Start of Input for this task

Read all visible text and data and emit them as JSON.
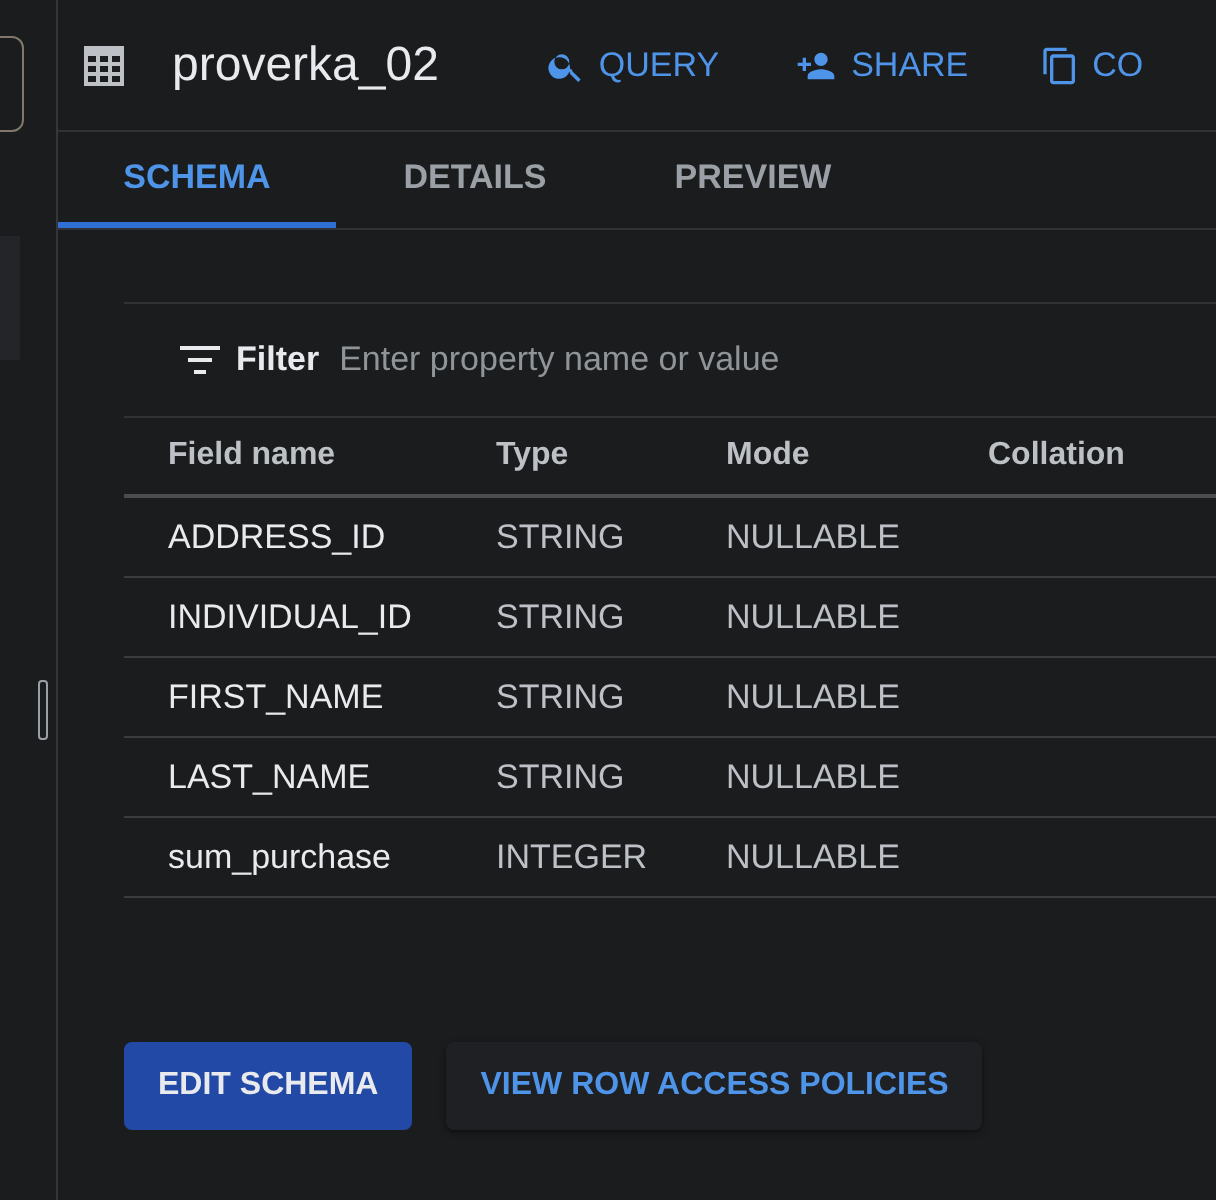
{
  "header": {
    "title": "proverka_02",
    "actions": [
      {
        "kind": "query",
        "label": "QUERY"
      },
      {
        "kind": "share",
        "label": "SHARE"
      },
      {
        "kind": "copy",
        "label": "CO"
      }
    ]
  },
  "tabs": [
    {
      "label": "SCHEMA",
      "selected": true
    },
    {
      "label": "DETAILS",
      "selected": false
    },
    {
      "label": "PREVIEW",
      "selected": false
    }
  ],
  "filter": {
    "label": "Filter",
    "placeholder": "Enter property name or value"
  },
  "table": {
    "columns": [
      "Field name",
      "Type",
      "Mode",
      "Collation"
    ],
    "rows": [
      [
        "ADDRESS_ID",
        "STRING",
        "NULLABLE"
      ],
      [
        "INDIVIDUAL_ID",
        "STRING",
        "NULLABLE"
      ],
      [
        "FIRST_NAME",
        "STRING",
        "NULLABLE"
      ],
      [
        "LAST_NAME",
        "STRING",
        "NULLABLE"
      ],
      [
        "sum_purchase",
        "INTEGER",
        "NULLABLE"
      ]
    ]
  },
  "buttons": [
    {
      "kind": "primary",
      "label": "EDIT SCHEMA"
    },
    {
      "kind": "secondary",
      "label": "VIEW ROW ACCESS POLICIES"
    }
  ]
}
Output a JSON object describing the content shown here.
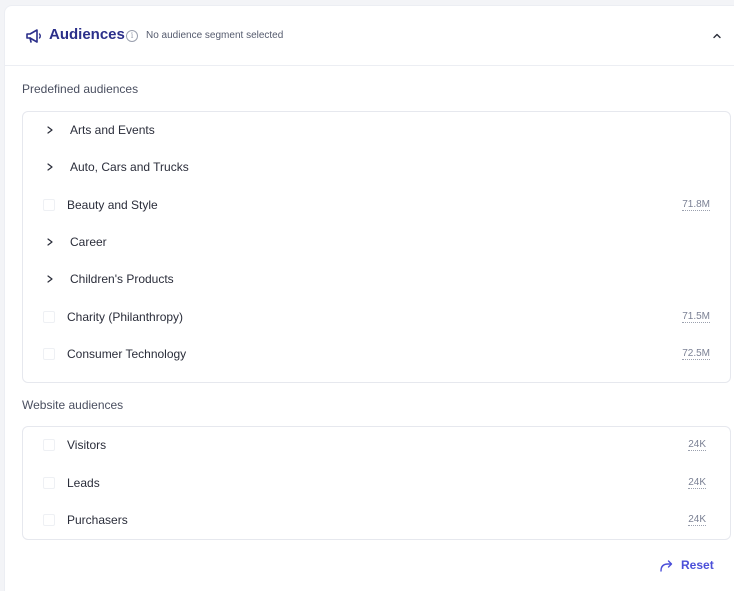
{
  "header": {
    "title": "Audiences",
    "subtitle": "No audience segment selected",
    "icon": "megaphone-icon",
    "collapse_icon": "chevron-up-icon"
  },
  "predefined": {
    "label": "Predefined audiences",
    "items": [
      {
        "label": "Arts and Events",
        "type": "expandable",
        "size": ""
      },
      {
        "label": "Auto, Cars and Trucks",
        "type": "expandable",
        "size": ""
      },
      {
        "label": "Beauty and Style",
        "type": "checkbox",
        "size": "71.8M"
      },
      {
        "label": "Career",
        "type": "expandable",
        "size": ""
      },
      {
        "label": "Children's Products",
        "type": "expandable",
        "size": ""
      },
      {
        "label": "Charity (Philanthropy)",
        "type": "checkbox",
        "size": "71.5M"
      },
      {
        "label": "Consumer Technology",
        "type": "checkbox",
        "size": "72.5M"
      }
    ]
  },
  "website": {
    "label": "Website audiences",
    "items": [
      {
        "label": "Visitors",
        "type": "checkbox",
        "size": "24K"
      },
      {
        "label": "Leads",
        "type": "checkbox",
        "size": "24K"
      },
      {
        "label": "Purchasers",
        "type": "checkbox",
        "size": "24K"
      }
    ]
  },
  "footer": {
    "reset_label": "Reset"
  },
  "colors": {
    "accent": "#4b4fd9",
    "title": "#2b2f8a"
  }
}
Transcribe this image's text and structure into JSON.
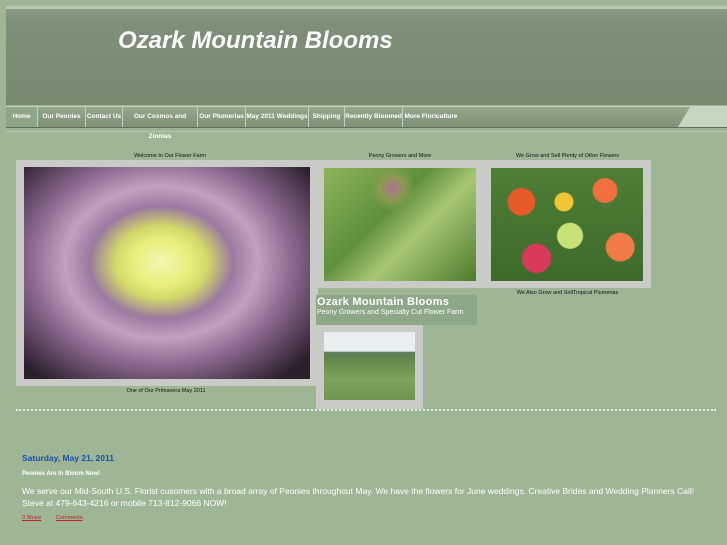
{
  "header": {
    "title": "Ozark Mountain Blooms"
  },
  "nav": [
    {
      "label": "Home"
    },
    {
      "label": "Our Peonies"
    },
    {
      "label": "Contact Us"
    },
    {
      "label": "Our Cosmos and Zinnias"
    },
    {
      "label": "Our Plumerias"
    },
    {
      "label": "May 2011 Weddings"
    },
    {
      "label": "Shipping"
    },
    {
      "label": "Recently Bloomed"
    },
    {
      "label": "More Floriculture"
    }
  ],
  "gallery": {
    "caption_welcome": "Welcome to Our Flower Farm",
    "caption_peony_growers": "Peony Growers and More",
    "caption_other_flowers": "We Grow and Sell Plenty of Other Flowers",
    "caption_plumerias": "We Also Grow and SellTropical Plumerias",
    "caption_primavera": "One of Our Primavera May 2011"
  },
  "farm": {
    "name": "Ozark Mountain Blooms",
    "tagline": "Peony Growers and Specialty Cut Flower Farm"
  },
  "post": {
    "date": "Saturday, May 21, 2011",
    "title": "Peonies Are In Bloom Now!",
    "body": "We serve our Mid-South U.S. Florist cusomers with a broad array of Peonies throughout May. We have the flowers for June weddings. Creative Brides and Wedding Planners Call! Steve at 479-643-4216 or mobile 713-812-9066 NOW!",
    "share_label": "0 Share",
    "comments_label": "Comments"
  }
}
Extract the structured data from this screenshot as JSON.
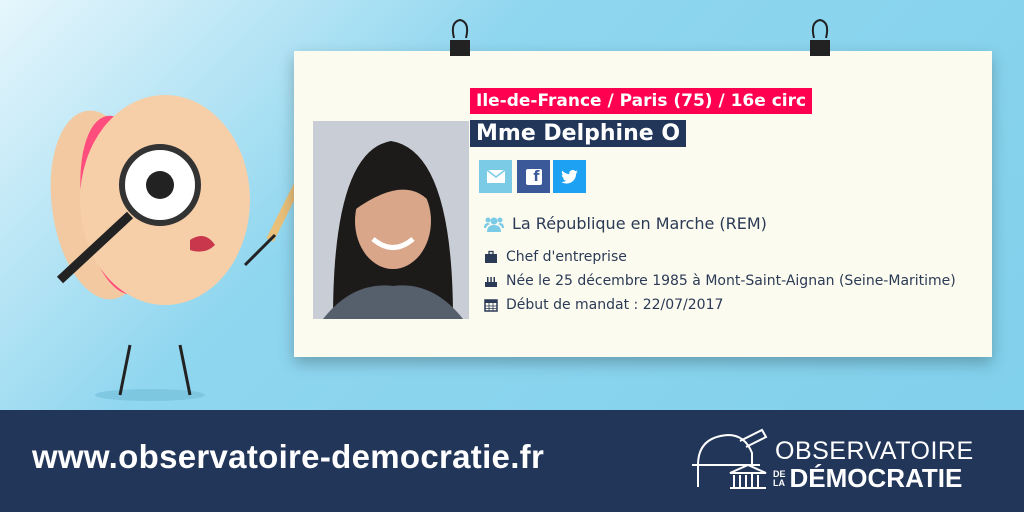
{
  "card": {
    "constituency": "Ile-de-France / Paris (75) / 16e circ",
    "name": "Mme Delphine O",
    "social": [
      {
        "icon": "envelope-icon",
        "color": "#7ccbe6"
      },
      {
        "icon": "facebook-icon",
        "color": "#3b5998"
      },
      {
        "icon": "twitter-icon",
        "color": "#1da1f2"
      }
    ],
    "party": "La République en Marche (REM)",
    "profession": "Chef d'entreprise",
    "birth": "Née le 25 décembre 1985 à Mont-Saint-Aignan (Seine-Maritime)",
    "mandate_start": "Début de mandat : 22/07/2017"
  },
  "footer": {
    "url": "www.observatoire-democratie.fr",
    "logo": {
      "line1": "OBSERVATOIRE",
      "de": "DE",
      "la": "LA",
      "line2": "DÉMOCRATIE"
    }
  },
  "colors": {
    "accent": "#ff0050",
    "navy": "#22365a"
  }
}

End of Input for this task

• _What you should do_: Every record above should be transcribed exactly; the pictures stay out of the copy.

• _Answer for the task_:
Read all visible text and data and emit them as JSON.
{
  "header": {
    "title": "proverka_02",
    "actions": [
      {
        "kind": "query",
        "label": "QUERY"
      },
      {
        "kind": "share",
        "label": "SHARE"
      },
      {
        "kind": "copy",
        "label": "CO"
      }
    ]
  },
  "tabs": [
    {
      "label": "SCHEMA",
      "selected": true
    },
    {
      "label": "DETAILS",
      "selected": false
    },
    {
      "label": "PREVIEW",
      "selected": false
    }
  ],
  "filter": {
    "label": "Filter",
    "placeholder": "Enter property name or value"
  },
  "table": {
    "columns": [
      "Field name",
      "Type",
      "Mode",
      "Collation"
    ],
    "rows": [
      [
        "ADDRESS_ID",
        "STRING",
        "NULLABLE"
      ],
      [
        "INDIVIDUAL_ID",
        "STRING",
        "NULLABLE"
      ],
      [
        "FIRST_NAME",
        "STRING",
        "NULLABLE"
      ],
      [
        "LAST_NAME",
        "STRING",
        "NULLABLE"
      ],
      [
        "sum_purchase",
        "INTEGER",
        "NULLABLE"
      ]
    ]
  },
  "buttons": [
    {
      "kind": "primary",
      "label": "EDIT SCHEMA"
    },
    {
      "kind": "secondary",
      "label": "VIEW ROW ACCESS POLICIES"
    }
  ]
}
Output a JSON object describing the content shown here.
{
  "header": {
    "title": "Audiences",
    "subtitle": "No audience segment selected",
    "icon": "megaphone-icon",
    "collapse_icon": "chevron-up-icon"
  },
  "predefined": {
    "label": "Predefined audiences",
    "items": [
      {
        "label": "Arts and Events",
        "type": "expandable",
        "size": ""
      },
      {
        "label": "Auto, Cars and Trucks",
        "type": "expandable",
        "size": ""
      },
      {
        "label": "Beauty and Style",
        "type": "checkbox",
        "size": "71.8M"
      },
      {
        "label": "Career",
        "type": "expandable",
        "size": ""
      },
      {
        "label": "Children's Products",
        "type": "expandable",
        "size": ""
      },
      {
        "label": "Charity (Philanthropy)",
        "type": "checkbox",
        "size": "71.5M"
      },
      {
        "label": "Consumer Technology",
        "type": "checkbox",
        "size": "72.5M"
      }
    ]
  },
  "website": {
    "label": "Website audiences",
    "items": [
      {
        "label": "Visitors",
        "type": "checkbox",
        "size": "24K"
      },
      {
        "label": "Leads",
        "type": "checkbox",
        "size": "24K"
      },
      {
        "label": "Purchasers",
        "type": "checkbox",
        "size": "24K"
      }
    ]
  },
  "footer": {
    "reset_label": "Reset"
  },
  "colors": {
    "accent": "#4b4fd9",
    "title": "#2b2f8a"
  }
}
Transcribe this image's text and structure into JSON.
{
  "header": {
    "title": "Ozark Mountain Blooms"
  },
  "nav": [
    {
      "label": "Home"
    },
    {
      "label": "Our Peonies"
    },
    {
      "label": "Contact Us"
    },
    {
      "label": "Our Cosmos and Zinnias"
    },
    {
      "label": "Our Plumerias"
    },
    {
      "label": "May 2011 Weddings"
    },
    {
      "label": "Shipping"
    },
    {
      "label": "Recently Bloomed"
    },
    {
      "label": "More Floriculture"
    }
  ],
  "gallery": {
    "caption_welcome": "Welcome to Our Flower Farm",
    "caption_peony_growers": "Peony Growers and More",
    "caption_other_flowers": "We Grow and Sell Plenty of Other Flowers",
    "caption_plumerias": "We Also Grow and SellTropical Plumerias",
    "caption_primavera": "One of Our Primavera May 2011"
  },
  "farm": {
    "name": "Ozark Mountain Blooms",
    "tagline": "Peony Growers and Specialty Cut Flower Farm"
  },
  "post": {
    "date": "Saturday, May 21, 2011",
    "title": "Peonies Are In Bloom Now!",
    "body": "We serve our Mid-South U.S. Florist cusomers with a broad array of Peonies throughout May. We have the flowers for June weddings. Creative Brides and Wedding Planners Call! Steve at 479-643-4216 or mobile 713-812-9066 NOW!",
    "share_label": "0 Share",
    "comments_label": "Comments"
  }
}
Extract the structured data from this screenshot as JSON.
{
  "card": {
    "constituency": "Ile-de-France / Paris (75) / 16e circ",
    "name": "Mme Delphine O",
    "social": [
      {
        "icon": "envelope-icon",
        "color": "#7ccbe6"
      },
      {
        "icon": "facebook-icon",
        "color": "#3b5998"
      },
      {
        "icon": "twitter-icon",
        "color": "#1da1f2"
      }
    ],
    "party": "La République en Marche (REM)",
    "profession": "Chef d'entreprise",
    "birth": "Née le 25 décembre 1985 à Mont-Saint-Aignan (Seine-Maritime)",
    "mandate_start": "Début de mandat : 22/07/2017"
  },
  "footer": {
    "url": "www.observatoire-democratie.fr",
    "logo": {
      "line1": "OBSERVATOIRE",
      "de": "DE",
      "la": "LA",
      "line2": "DÉMOCRATIE"
    }
  },
  "colors": {
    "accent": "#ff0050",
    "navy": "#22365a"
  }
}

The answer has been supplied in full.